▶ Work to complete
Copy every line that contains the string "risques" from the entries below.
----
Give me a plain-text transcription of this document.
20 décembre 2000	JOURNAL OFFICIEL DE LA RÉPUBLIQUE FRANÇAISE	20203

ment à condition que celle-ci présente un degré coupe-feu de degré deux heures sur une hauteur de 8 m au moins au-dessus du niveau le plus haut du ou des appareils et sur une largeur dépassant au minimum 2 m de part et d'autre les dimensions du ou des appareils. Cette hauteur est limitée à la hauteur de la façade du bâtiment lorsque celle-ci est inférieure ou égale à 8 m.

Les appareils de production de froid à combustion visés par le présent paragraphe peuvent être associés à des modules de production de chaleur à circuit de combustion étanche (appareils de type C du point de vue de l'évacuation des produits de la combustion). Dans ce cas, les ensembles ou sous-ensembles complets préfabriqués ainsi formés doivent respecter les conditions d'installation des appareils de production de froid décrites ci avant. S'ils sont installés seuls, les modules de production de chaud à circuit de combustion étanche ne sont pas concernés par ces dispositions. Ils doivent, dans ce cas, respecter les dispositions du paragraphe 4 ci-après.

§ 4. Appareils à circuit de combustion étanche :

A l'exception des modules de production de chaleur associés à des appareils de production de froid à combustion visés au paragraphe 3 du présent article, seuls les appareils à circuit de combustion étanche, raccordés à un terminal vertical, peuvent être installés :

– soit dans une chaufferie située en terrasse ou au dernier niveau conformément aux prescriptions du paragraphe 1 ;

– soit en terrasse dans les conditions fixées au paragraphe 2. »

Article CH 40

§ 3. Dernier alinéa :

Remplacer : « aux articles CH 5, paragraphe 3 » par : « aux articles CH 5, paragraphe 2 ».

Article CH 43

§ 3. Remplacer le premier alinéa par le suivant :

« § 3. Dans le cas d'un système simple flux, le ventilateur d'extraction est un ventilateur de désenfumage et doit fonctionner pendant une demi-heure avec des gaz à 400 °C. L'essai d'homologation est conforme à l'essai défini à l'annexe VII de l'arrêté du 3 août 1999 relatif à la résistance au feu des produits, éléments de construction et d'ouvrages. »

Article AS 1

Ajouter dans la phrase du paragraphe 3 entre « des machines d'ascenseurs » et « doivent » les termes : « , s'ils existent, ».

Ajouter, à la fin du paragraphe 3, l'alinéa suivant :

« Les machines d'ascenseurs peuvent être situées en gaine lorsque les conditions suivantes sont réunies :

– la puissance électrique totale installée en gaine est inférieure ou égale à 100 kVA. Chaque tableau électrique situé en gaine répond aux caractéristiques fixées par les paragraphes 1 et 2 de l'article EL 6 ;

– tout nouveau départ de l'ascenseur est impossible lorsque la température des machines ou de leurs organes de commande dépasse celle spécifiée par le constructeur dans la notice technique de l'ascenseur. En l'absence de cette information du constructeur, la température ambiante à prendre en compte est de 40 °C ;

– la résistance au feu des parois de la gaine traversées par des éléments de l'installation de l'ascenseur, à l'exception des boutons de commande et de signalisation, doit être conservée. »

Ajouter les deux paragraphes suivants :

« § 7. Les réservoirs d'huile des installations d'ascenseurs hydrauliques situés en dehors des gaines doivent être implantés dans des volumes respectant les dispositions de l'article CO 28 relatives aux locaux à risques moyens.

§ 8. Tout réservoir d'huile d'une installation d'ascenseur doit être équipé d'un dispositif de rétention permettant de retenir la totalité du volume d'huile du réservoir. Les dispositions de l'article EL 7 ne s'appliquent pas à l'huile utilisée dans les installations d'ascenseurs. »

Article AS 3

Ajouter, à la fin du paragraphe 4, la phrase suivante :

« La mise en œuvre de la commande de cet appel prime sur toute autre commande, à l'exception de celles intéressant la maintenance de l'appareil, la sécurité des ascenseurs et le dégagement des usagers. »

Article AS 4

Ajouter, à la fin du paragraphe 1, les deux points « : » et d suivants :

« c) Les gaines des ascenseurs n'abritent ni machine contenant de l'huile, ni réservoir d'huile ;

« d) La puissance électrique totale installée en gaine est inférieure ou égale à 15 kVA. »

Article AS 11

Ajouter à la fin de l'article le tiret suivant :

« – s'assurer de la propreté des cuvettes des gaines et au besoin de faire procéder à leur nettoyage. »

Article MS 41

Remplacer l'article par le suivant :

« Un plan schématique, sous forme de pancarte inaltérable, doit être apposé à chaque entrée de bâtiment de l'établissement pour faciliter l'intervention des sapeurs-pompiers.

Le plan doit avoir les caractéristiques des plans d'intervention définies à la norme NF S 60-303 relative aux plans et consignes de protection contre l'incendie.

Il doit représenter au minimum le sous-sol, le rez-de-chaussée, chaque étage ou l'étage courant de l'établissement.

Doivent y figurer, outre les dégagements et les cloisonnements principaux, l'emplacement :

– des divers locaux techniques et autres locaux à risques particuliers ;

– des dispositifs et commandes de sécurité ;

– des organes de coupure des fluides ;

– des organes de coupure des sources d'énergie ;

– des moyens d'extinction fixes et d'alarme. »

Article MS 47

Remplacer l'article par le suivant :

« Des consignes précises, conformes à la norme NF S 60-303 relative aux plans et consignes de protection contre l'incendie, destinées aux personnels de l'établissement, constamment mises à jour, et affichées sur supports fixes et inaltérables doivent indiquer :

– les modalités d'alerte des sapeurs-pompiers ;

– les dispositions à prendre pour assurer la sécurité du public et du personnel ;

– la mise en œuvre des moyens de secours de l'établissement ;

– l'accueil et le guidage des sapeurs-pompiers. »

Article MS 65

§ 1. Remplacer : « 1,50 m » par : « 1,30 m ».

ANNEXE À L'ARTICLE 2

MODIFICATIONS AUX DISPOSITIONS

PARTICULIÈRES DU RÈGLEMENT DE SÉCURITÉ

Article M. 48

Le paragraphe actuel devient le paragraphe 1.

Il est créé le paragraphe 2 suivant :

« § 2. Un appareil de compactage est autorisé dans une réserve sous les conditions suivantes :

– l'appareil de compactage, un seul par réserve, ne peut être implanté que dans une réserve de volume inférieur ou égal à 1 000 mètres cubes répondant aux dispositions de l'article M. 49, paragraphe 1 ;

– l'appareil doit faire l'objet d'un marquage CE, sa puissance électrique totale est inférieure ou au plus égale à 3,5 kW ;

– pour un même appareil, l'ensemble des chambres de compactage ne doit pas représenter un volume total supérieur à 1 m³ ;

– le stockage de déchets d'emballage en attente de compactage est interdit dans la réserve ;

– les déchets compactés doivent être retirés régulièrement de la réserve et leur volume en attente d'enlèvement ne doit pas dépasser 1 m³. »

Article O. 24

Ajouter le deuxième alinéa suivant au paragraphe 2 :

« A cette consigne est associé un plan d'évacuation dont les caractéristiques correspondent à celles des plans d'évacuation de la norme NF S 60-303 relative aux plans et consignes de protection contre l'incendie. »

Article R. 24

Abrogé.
----
▶ Answer for the task
« § 7. Les réservoirs d'huile des installations d'ascenseurs hydrauliques situés en dehors des gaines doivent être implantés dans des volumes respectant les dispositions de l'article CO 28 relatives aux locaux à risques moyens.
– des divers locaux techniques et autres locaux à risques particuliers ;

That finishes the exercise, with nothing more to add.